Excerpts from a figure dataset:
● ● ●

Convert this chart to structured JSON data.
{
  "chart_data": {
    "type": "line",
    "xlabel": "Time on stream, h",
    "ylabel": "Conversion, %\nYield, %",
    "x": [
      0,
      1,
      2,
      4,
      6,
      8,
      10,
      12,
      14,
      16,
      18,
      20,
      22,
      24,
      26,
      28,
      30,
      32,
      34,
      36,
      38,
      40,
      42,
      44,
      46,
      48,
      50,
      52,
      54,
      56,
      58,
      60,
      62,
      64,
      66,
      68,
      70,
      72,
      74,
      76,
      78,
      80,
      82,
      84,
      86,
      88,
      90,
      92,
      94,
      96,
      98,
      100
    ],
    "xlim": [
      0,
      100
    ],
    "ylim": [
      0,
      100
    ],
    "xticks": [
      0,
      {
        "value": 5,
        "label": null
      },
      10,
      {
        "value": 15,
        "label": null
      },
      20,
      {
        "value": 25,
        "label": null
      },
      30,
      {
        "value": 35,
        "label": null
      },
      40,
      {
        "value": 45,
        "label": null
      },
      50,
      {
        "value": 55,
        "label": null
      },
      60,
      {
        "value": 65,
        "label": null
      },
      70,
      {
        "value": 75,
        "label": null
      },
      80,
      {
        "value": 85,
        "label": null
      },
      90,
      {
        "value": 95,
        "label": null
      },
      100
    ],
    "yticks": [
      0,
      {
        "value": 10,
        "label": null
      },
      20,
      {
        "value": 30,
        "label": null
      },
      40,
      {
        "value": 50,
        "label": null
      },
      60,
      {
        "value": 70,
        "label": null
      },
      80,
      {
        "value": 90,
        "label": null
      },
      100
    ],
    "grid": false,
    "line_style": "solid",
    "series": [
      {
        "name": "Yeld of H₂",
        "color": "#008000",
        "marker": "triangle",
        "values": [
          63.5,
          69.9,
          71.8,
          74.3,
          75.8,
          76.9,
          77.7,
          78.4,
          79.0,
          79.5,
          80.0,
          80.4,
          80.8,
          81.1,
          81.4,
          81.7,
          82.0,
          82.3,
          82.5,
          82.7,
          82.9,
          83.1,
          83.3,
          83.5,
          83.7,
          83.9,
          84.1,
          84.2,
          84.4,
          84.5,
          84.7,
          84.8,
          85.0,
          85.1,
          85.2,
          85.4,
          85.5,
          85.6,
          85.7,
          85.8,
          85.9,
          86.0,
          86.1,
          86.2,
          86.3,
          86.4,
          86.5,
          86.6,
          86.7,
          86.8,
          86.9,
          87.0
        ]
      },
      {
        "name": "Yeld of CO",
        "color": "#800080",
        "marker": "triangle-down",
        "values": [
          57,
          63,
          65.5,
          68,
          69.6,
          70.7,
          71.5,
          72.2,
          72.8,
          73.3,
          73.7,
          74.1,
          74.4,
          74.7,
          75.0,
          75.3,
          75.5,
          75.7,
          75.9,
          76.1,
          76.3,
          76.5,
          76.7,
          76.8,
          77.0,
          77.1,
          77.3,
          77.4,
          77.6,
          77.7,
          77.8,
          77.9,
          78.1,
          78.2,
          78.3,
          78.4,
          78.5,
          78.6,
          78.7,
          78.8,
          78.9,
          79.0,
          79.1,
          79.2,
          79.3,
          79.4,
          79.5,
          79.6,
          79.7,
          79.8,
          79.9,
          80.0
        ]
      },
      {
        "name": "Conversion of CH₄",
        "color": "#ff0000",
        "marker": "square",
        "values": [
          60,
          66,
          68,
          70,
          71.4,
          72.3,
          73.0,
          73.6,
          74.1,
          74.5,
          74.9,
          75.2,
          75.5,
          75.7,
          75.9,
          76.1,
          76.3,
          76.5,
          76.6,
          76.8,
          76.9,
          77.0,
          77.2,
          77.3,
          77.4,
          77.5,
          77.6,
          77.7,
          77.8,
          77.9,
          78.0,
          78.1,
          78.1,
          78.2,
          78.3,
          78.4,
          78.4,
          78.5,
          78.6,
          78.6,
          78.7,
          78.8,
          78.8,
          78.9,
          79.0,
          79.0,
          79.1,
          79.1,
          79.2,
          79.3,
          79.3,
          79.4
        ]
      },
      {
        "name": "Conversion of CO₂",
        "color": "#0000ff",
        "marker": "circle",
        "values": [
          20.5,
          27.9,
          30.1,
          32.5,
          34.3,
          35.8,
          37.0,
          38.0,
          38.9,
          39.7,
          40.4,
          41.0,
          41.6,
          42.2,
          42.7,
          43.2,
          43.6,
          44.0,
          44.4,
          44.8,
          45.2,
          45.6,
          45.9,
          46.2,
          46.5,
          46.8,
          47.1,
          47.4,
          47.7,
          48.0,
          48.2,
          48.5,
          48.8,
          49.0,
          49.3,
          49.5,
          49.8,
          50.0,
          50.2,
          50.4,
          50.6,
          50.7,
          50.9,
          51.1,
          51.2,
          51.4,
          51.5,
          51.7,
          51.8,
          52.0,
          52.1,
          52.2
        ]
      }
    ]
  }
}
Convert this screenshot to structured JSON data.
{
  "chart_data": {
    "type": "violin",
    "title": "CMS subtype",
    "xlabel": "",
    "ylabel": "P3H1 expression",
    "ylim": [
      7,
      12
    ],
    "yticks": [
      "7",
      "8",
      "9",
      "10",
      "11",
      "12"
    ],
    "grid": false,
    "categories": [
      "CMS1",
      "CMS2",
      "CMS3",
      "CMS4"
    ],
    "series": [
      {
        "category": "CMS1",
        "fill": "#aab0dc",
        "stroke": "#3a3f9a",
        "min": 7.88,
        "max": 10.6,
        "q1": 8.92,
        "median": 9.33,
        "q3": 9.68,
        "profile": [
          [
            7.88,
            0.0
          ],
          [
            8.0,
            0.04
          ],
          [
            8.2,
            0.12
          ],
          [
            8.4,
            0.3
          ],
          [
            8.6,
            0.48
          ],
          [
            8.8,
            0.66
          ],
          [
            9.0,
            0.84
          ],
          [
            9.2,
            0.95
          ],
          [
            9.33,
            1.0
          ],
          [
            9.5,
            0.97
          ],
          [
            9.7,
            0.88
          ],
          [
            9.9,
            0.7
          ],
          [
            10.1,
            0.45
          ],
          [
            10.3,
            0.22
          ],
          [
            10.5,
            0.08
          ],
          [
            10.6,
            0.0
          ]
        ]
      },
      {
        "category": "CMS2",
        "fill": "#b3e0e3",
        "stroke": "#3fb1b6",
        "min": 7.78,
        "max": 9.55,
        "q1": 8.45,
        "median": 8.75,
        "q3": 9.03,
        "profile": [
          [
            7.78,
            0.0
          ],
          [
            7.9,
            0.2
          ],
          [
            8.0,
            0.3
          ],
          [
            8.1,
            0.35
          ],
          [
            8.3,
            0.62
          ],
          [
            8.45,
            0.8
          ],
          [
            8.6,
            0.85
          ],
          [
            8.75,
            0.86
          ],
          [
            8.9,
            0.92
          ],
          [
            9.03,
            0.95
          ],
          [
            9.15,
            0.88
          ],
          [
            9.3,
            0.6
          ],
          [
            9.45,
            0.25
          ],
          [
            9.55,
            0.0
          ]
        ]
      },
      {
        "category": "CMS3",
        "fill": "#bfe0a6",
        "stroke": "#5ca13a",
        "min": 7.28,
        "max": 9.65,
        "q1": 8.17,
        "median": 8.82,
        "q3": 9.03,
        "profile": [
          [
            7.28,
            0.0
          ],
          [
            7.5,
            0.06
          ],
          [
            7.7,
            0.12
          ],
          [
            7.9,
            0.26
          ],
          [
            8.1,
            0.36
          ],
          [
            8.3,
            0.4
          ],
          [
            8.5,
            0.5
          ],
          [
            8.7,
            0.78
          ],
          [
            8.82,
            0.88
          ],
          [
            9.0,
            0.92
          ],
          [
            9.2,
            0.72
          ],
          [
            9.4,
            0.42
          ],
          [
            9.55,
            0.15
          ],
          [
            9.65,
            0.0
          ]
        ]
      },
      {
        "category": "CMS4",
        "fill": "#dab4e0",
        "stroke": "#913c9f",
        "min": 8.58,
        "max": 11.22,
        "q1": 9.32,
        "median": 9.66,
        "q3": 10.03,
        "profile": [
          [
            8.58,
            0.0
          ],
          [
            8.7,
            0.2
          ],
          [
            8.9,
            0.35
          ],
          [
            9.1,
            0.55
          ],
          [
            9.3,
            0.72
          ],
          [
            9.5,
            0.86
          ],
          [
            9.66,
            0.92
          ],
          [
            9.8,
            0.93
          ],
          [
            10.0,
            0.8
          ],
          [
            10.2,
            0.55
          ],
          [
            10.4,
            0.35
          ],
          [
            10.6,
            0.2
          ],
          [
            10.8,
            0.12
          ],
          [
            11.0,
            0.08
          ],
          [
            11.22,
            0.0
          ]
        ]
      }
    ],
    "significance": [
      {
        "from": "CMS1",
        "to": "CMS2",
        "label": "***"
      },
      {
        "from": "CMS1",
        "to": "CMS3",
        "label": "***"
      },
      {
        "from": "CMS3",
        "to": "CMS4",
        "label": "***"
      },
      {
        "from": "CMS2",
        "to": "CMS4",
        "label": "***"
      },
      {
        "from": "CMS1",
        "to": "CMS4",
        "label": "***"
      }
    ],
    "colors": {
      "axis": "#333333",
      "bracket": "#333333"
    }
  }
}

● ● ●

Problem to solve: Look through the entries and work out how many lines have the word "this" in them; reply with that number only.

Final result: 2